GOAL: Keep the pictures out of the copy and repeat the records exactly.

ITEMS:
════
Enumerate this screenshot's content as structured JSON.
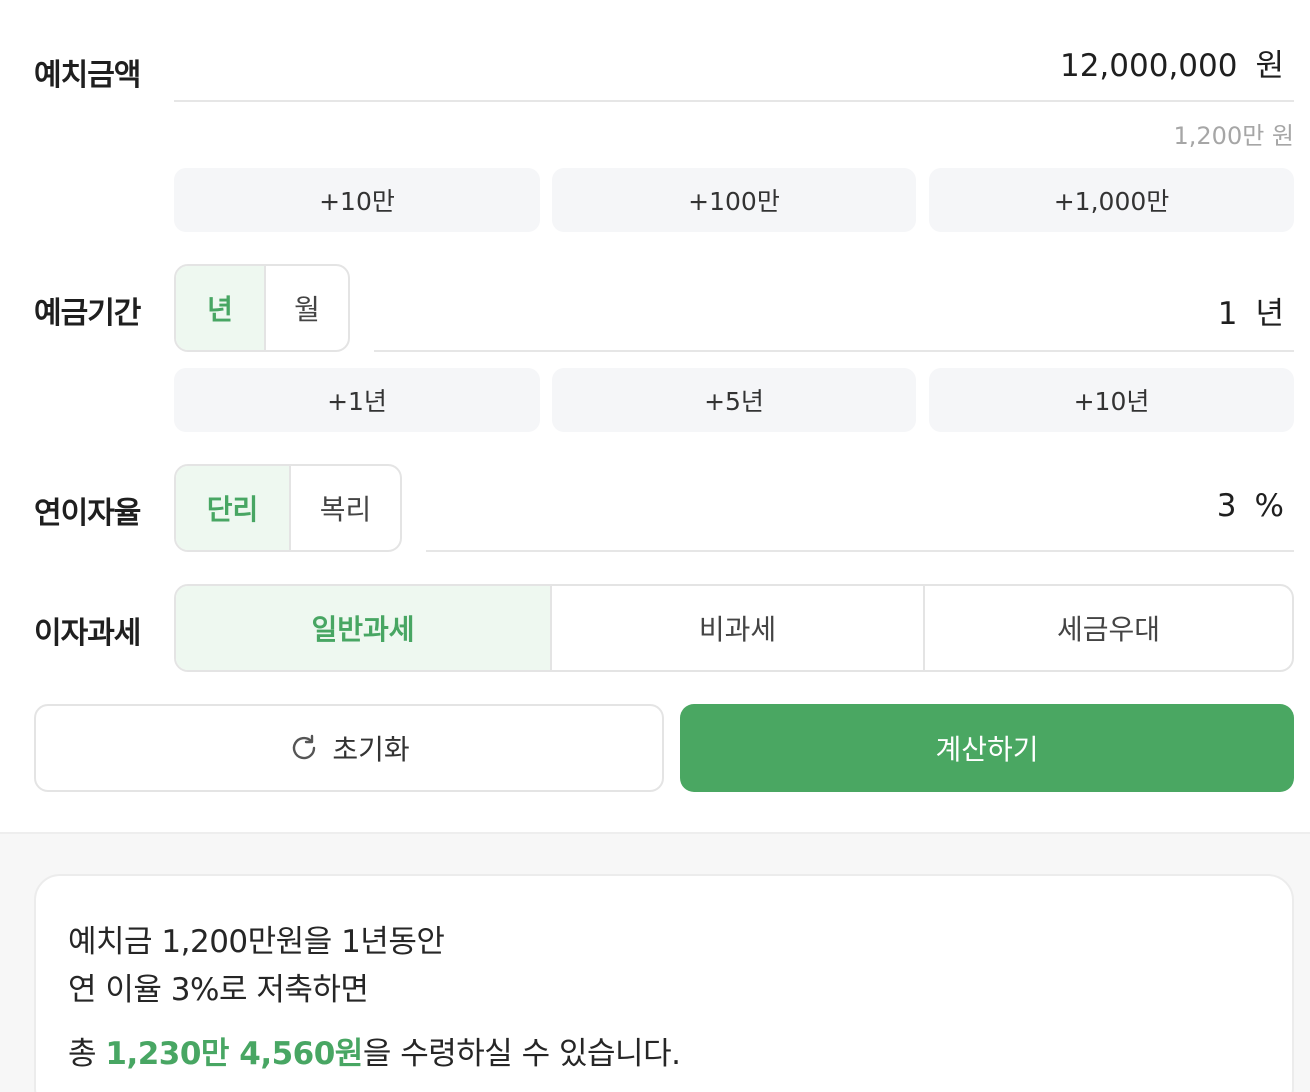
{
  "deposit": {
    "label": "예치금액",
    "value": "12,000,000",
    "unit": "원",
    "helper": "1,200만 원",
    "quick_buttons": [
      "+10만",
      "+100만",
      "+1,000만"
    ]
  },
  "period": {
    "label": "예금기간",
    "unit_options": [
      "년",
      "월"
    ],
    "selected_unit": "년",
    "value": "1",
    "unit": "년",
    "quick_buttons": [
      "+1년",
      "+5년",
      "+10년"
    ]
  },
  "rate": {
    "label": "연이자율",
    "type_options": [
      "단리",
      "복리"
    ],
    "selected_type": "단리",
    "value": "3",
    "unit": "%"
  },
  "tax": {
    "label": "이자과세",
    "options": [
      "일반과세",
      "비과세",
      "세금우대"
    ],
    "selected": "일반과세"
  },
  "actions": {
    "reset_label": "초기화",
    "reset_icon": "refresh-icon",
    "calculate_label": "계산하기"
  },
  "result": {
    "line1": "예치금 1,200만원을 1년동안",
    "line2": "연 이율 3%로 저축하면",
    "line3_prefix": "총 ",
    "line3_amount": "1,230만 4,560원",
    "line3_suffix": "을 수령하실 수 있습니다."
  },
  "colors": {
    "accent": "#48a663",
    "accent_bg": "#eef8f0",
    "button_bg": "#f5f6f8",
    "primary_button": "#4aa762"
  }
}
════
ANSWER TO THIS TASK:
Enumerate this screenshot's content as structured JSON.
{
  "deposit": {
    "label": "예치금액",
    "value": "12,000,000",
    "unit": "원",
    "helper": "1,200만 원",
    "quick_buttons": [
      "+10만",
      "+100만",
      "+1,000만"
    ]
  },
  "period": {
    "label": "예금기간",
    "unit_options": [
      "년",
      "월"
    ],
    "selected_unit": "년",
    "value": "1",
    "unit": "년",
    "quick_buttons": [
      "+1년",
      "+5년",
      "+10년"
    ]
  },
  "rate": {
    "label": "연이자율",
    "type_options": [
      "단리",
      "복리"
    ],
    "selected_type": "단리",
    "value": "3",
    "unit": "%"
  },
  "tax": {
    "label": "이자과세",
    "options": [
      "일반과세",
      "비과세",
      "세금우대"
    ],
    "selected": "일반과세"
  },
  "actions": {
    "reset_label": "초기화",
    "reset_icon": "refresh-icon",
    "calculate_label": "계산하기"
  },
  "result": {
    "line1": "예치금 1,200만원을 1년동안",
    "line2": "연 이율 3%로 저축하면",
    "line3_prefix": "총 ",
    "line3_amount": "1,230만 4,560원",
    "line3_suffix": "을 수령하실 수 있습니다."
  },
  "colors": {
    "accent": "#48a663",
    "accent_bg": "#eef8f0",
    "button_bg": "#f5f6f8",
    "primary_button": "#4aa762"
  }
}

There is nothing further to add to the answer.